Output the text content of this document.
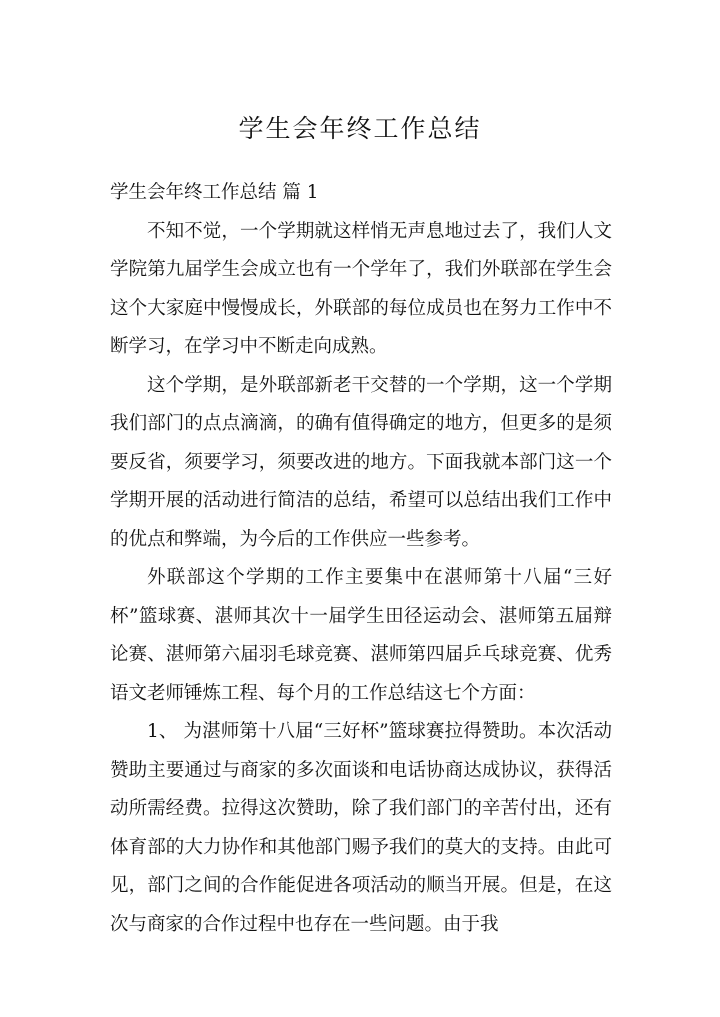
学生会年终工作总结

学生会年终工作总结 篇 1

不知不觉，一个学期就这样悄无声息地过去了，我们人文学院第九届学生会成立也有一个学年了，我们外联部在学生会这个大家庭中慢慢成长，外联部的每位成员也在努力工作中不断学习，在学习中不断走向成熟。

这个学期，是外联部新老干交替的一个学期，这一个学期我们部门的点点滴滴，的确有值得确定的地方，但更多的是须要反省，须要学习，须要改进的地方。下面我就本部门这一个学期开展的活动进行简洁的总结，希望可以总结出我们工作中的优点和弊端，为今后的工作供应一些参考。

外联部这个学期的工作主要集中在湛师第十八届“三好杯”篮球赛、湛师其次十一届学生田径运动会、湛师第五届辩论赛、湛师第六届羽毛球竞赛、湛师第四届乒乓球竞赛、优秀语文老师锤炼工程、每个月的工作总结这七个方面：

1、 为湛师第十八届“三好杯”篮球赛拉得赞助。本次活动赞助主要通过与商家的多次面谈和电话协商达成协议，获得活动所需经费。拉得这次赞助，除了我们部门的辛苦付出，还有体育部的大力协作和其他部门赐予我们的莫大的支持。由此可见，部门之间的合作能促进各项活动的顺当开展。但是，在这次与商家的合作过程中也存在一些问题。由于我
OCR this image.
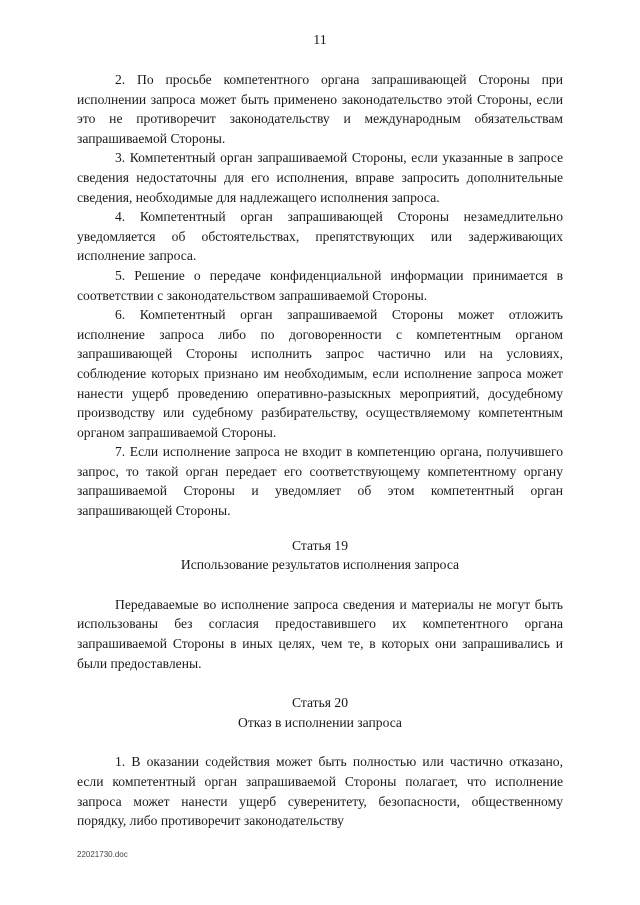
11

2. По просьбе компетентного органа запрашивающей Стороны при исполнении запроса может быть применено законодательство этой Стороны, если это не противоречит законодательству и международным обязательствам запрашиваемой Стороны.

3. Компетентный орган запрашиваемой Стороны, если указанные в запросе сведения недостаточны для его исполнения, вправе запросить дополнительные сведения, необходимые для надлежащего исполнения запроса.

4. Компетентный орган запрашивающей Стороны незамедлительно уведомляется об обстоятельствах, препятствующих или задерживающих исполнение запроса.

5. Решение о передаче конфиденциальной информации принимается в соответствии с законодательством запрашиваемой Стороны.

6. Компетентный орган запрашиваемой Стороны может отложить исполнение запроса либо по договоренности с компетентным органом запрашивающей Стороны исполнить запрос частично или на условиях, соблюдение которых признано им необходимым, если исполнение запроса может нанести ущерб проведению оперативно-разыскных мероприятий, досудебному производству или судебному разбирательству, осуществляемому компетентным органом запрашиваемой Стороны.

7. Если исполнение запроса не входит в компетенцию органа, получившего запрос, то такой орган передает его соответствующему компетентному органу запрашиваемой Стороны и уведомляет об этом компетентный орган запрашивающей Стороны.

Статья 19

Использование результатов исполнения запроса

Передаваемые во исполнение запроса сведения и материалы не могут быть использованы без согласия предоставившего их компетентного органа запрашиваемой Стороны в иных целях, чем те, в которых они запрашивались и были предоставлены.

Статья 20

Отказ в исполнении запроса

1. В оказании содействия может быть полностью или частично отказано, если компетентный орган запрашиваемой Стороны полагает, что исполнение запроса может нанести ущерб суверенитету, безопасности, общественному порядку, либо противоречит законодательству

22021730.doc
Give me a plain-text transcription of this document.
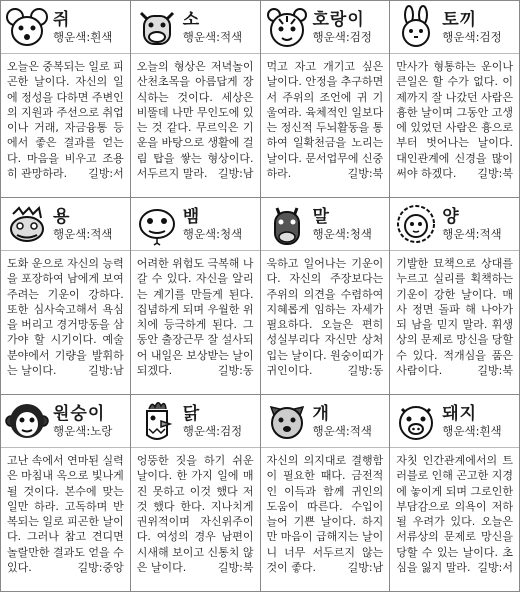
쥐
행운색:흰색
오늘은 중복되는 일로 피곤한 날이다. 자신의 일에 정성을 다하면 주변인의 지원과 주선으로 취업이나 거래, 자금융통 등에서 좋은 결과를 얻는다. 마음을 비우고 조용히 관망하라. 길방:서
소
행운색:적색
오늘의 형상은 저녁놀이 산천초목을 아름답게 장식하는 것이다. 세상은 비뚤데 나만 무인도에 있는 것 같다. 무르익은 기운을 바탕으로 생활에 걸림 탑을 쌓는 형상이다. 서두르지 말라. 길방:남
호랑이
행운색:검정
먹고 자고 개기고 싶은 날이다. 안정을 추구하면서 주위의 조언에 귀 기울여라. 육체적인 일보다는 정신적 두뇌활동을 통하여 일확천금을 노리는 날이다. 문서업무에 신중하라.	길방:북
토끼
행운색:검정
만사가 형통하는 운이나 큰일은 할 수가 없다. 이제까지 잘 나갔던 사람은 흉한 날이며 그동안 고생에 있었던 사람은 흉으로 부터 벗어나는 날이다. 대인관계에 신경을 많이 써야 하겠다. 길방:북
용
행운색:적색
도화 운으로 자신의 능력을 포장하여 남에게 보여주려는 기운이 강하다. 또한 심사숙고해서 욕심을 버리고 경거망동을 삼가야 할 시기이다. 예술 분야에서 기량을 발휘하는 날이다.	길방:남
뱀
행운색:청색
어려한 위험도 극복해 나갈 수 있다. 자신을 알리는 계기를 만들게 된다. 집념하게 되며 우월한 위치에 등극하게 된다. 그 동안 출장근무 잘 설사되어 내일은 보상받는 날이 되겠다.	길방:동
말
행운색:청색
욱하고 일어나는 기운이다. 자신의 주장보다는 주위의 의견을 수렴하여 지혜롭게 임하는 자세가 필요하다. 오늘은 편히 성실부리다 자신만 상처입는 날이다. 원숭이띠가 귀인이다.	길방:동
양
행운색:적색
기발한 묘책으로 상대를 누르고 실리를 획책하는 기운이 강한 날이다. 매사 정면 돌파 해 나아가되 남을 믿지 말라. 휘생 상의 문제로 망신을 당할 수 있다. 적개심을 품은 사람이다.	길방:북
원숭이
행운색:노랑
고난 속에서 연마된 실력은 마침내 옥으로 빛나게 될 것이다. 본수에 맞는 일만 하라. 고독하며 반복되는 일로 피곤한 날이다. 그러나 참고 견디면 놀랄만한 결과도 얻을 수 있다.	길방:중앙
닭
행운색:검정
엉뚱한 짓을 하기 쉬운 날이다. 한 가지 일에 매진 못하고 이것 했다 저것 했다 한다. 지나치게 권위적이며 자신위주이다. 여성의 경우 남편이 시새해 보이고 신통치 않은 날이다.	길방:북
개
행운색:적색
자신의 의지대로 결행함이 필요한 때다. 금전적인 이득과 함께 귀인의 도움이 따른다. 수입이 늘어 기쁜 날이다. 하지만 마음이 급해지는 날이니 너무 서두르지 않는 것이 좋다.	길방:남
돼지
행운색:흰색
자칫 인간관계에서의 트러블로 인해 곤고한 지경에 놓이게 되며 그로인한 부담감으로 의욕이 저하될 우려가 있다. 오늘은 서류상의 문제로 망신을 당할 수 있는 날이다. 초심을 잃지 말라. 길방:서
● ● ● ● ● ● ●
Every entry above is to be set down exactly; the pictures are to be left out.

Output the text content of this document.
学生会年终工作总结

学生会年终工作总结 篇 1

不知不觉，一个学期就这样悄无声息地过去了，我们人文学院第九届学生会成立也有一个学年了，我们外联部在学生会这个大家庭中慢慢成长，外联部的每位成员也在努力工作中不断学习，在学习中不断走向成熟。

这个学期，是外联部新老干交替的一个学期，这一个学期我们部门的点点滴滴，的确有值得确定的地方，但更多的是须要反省，须要学习，须要改进的地方。下面我就本部门这一个学期开展的活动进行简洁的总结，希望可以总结出我们工作中的优点和弊端，为今后的工作供应一些参考。

外联部这个学期的工作主要集中在湛师第十八届“三好杯”篮球赛、湛师其次十一届学生田径运动会、湛师第五届辩论赛、湛师第六届羽毛球竞赛、湛师第四届乒乓球竞赛、优秀语文老师锤炼工程、每个月的工作总结这七个方面：

1、 为湛师第十八届“三好杯”篮球赛拉得赞助。本次活动赞助主要通过与商家的多次面谈和电话协商达成协议，获得活动所需经费。拉得这次赞助，除了我们部门的辛苦付出，还有体育部的大力协作和其他部门赐予我们的莫大的支持。由此可见，部门之间的合作能促进各项活动的顺当开展。但是，在这次与商家的合作过程中也存在一些问题。由于我
OCR this image.
11

2. По просьбе компетентного органа запрашивающей Стороны при исполнении запроса может быть применено законодательство этой Стороны, если это не противоречит законодательству и международным обязательствам запрашиваемой Стороны.

3. Компетентный орган запрашиваемой Стороны, если указанные в запросе сведения недостаточны для его исполнения, вправе запросить дополнительные сведения, необходимые для надлежащего исполнения запроса.

4. Компетентный орган запрашивающей Стороны незамедлительно уведомляется об обстоятельствах, препятствующих или задерживающих исполнение запроса.

5. Решение о передаче конфиденциальной информации принимается в соответствии с законодательством запрашиваемой Стороны.

6. Компетентный орган запрашиваемой Стороны может отложить исполнение запроса либо по договоренности с компетентным органом запрашивающей Стороны исполнить запрос частично или на условиях, соблюдение которых признано им необходимым, если исполнение запроса может нанести ущерб проведению оперативно-разыскных мероприятий, досудебному производству или судебному разбирательству, осуществляемому компетентным органом запрашиваемой Стороны.

7. Если исполнение запроса не входит в компетенцию органа, получившего запрос, то такой орган передает его соответствующему компетентному органу запрашиваемой Стороны и уведомляет об этом компетентный орган запрашивающей Стороны.

Статья 19

Использование результатов исполнения запроса

Передаваемые во исполнение запроса сведения и материалы не могут быть использованы без согласия предоставившего их компетентного органа запрашиваемой Стороны в иных целях, чем те, в которых они запрашивались и были предоставлены.

Статья 20

Отказ в исполнении запроса

1. В оказании содействия может быть полностью или частично отказано, если компетентный орган запрашиваемой Стороны полагает, что исполнение запроса может нанести ущерб суверенитету, безопасности, общественному порядку, либо противоречит законодательству

22021730.doc
Give me a plain-text transcription of this document.
쥐
행운색:흰색
오늘은 중복되는 일로 피곤한 날이다. 자신의 일에 정성을 다하면 주변인의 지원과 주선으로 취업이나 거래, 자금융통 등에서 좋은 결과를 얻는다. 마음을 비우고 조용히 관망하라. 길방:서
소
행운색:적색
오늘의 형상은 저녁놀이 산천초목을 아름답게 장식하는 것이다. 세상은 비뚤데 나만 무인도에 있는 것 같다. 무르익은 기운을 바탕으로 생활에 걸림 탑을 쌓는 형상이다. 서두르지 말라. 길방:남
호랑이
행운색:검정
먹고 자고 개기고 싶은 날이다. 안정을 추구하면서 주위의 조언에 귀 기울여라. 육체적인 일보다는 정신적 두뇌활동을 통하여 일확천금을 노리는 날이다. 문서업무에 신중하라.	길방:북
토끼
행운색:검정
만사가 형통하는 운이나 큰일은 할 수가 없다. 이제까지 잘 나갔던 사람은 흉한 날이며 그동안 고생에 있었던 사람은 흉으로 부터 벗어나는 날이다. 대인관계에 신경을 많이 써야 하겠다. 길방:북
용
행운색:적색
도화 운으로 자신의 능력을 포장하여 남에게 보여주려는 기운이 강하다. 또한 심사숙고해서 욕심을 버리고 경거망동을 삼가야 할 시기이다. 예술 분야에서 기량을 발휘하는 날이다.	길방:남
뱀
행운색:청색
어려한 위험도 극복해 나갈 수 있다. 자신을 알리는 계기를 만들게 된다. 집념하게 되며 우월한 위치에 등극하게 된다. 그 동안 출장근무 잘 설사되어 내일은 보상받는 날이 되겠다.	길방:동
말
행운색:청색
욱하고 일어나는 기운이다. 자신의 주장보다는 주위의 의견을 수렴하여 지혜롭게 임하는 자세가 필요하다. 오늘은 편히 성실부리다 자신만 상처입는 날이다. 원숭이띠가 귀인이다.	길방:동
양
행운색:적색
기발한 묘책으로 상대를 누르고 실리를 획책하는 기운이 강한 날이다. 매사 정면 돌파 해 나아가되 남을 믿지 말라. 휘생 상의 문제로 망신을 당할 수 있다. 적개심을 품은 사람이다.	길방:북
원숭이
행운색:노랑
고난 속에서 연마된 실력은 마침내 옥으로 빛나게 될 것이다. 본수에 맞는 일만 하라. 고독하며 반복되는 일로 피곤한 날이다. 그러나 참고 견디면 놀랄만한 결과도 얻을 수 있다.	길방:중앙
닭
행운색:검정
엉뚱한 짓을 하기 쉬운 날이다. 한 가지 일에 매진 못하고 이것 했다 저것 했다 한다. 지나치게 권위적이며 자신위주이다. 여성의 경우 남편이 시새해 보이고 신통치 않은 날이다.	길방:북
개
행운색:적색
자신의 의지대로 결행함이 필요한 때다. 금전적인 이득과 함께 귀인의 도움이 따른다. 수입이 늘어 기쁜 날이다. 하지만 마음이 급해지는 날이니 너무 서두르지 않는 것이 좋다.	길방:남
돼지
행운색:흰색
자칫 인간관계에서의 트러블로 인해 곤고한 지경에 놓이게 되며 그로인한 부담감으로 의욕이 저하될 우려가 있다. 오늘은 서류상의 문제로 망신을 당할 수 있는 날이다. 초심을 잃지 말라. 길방:서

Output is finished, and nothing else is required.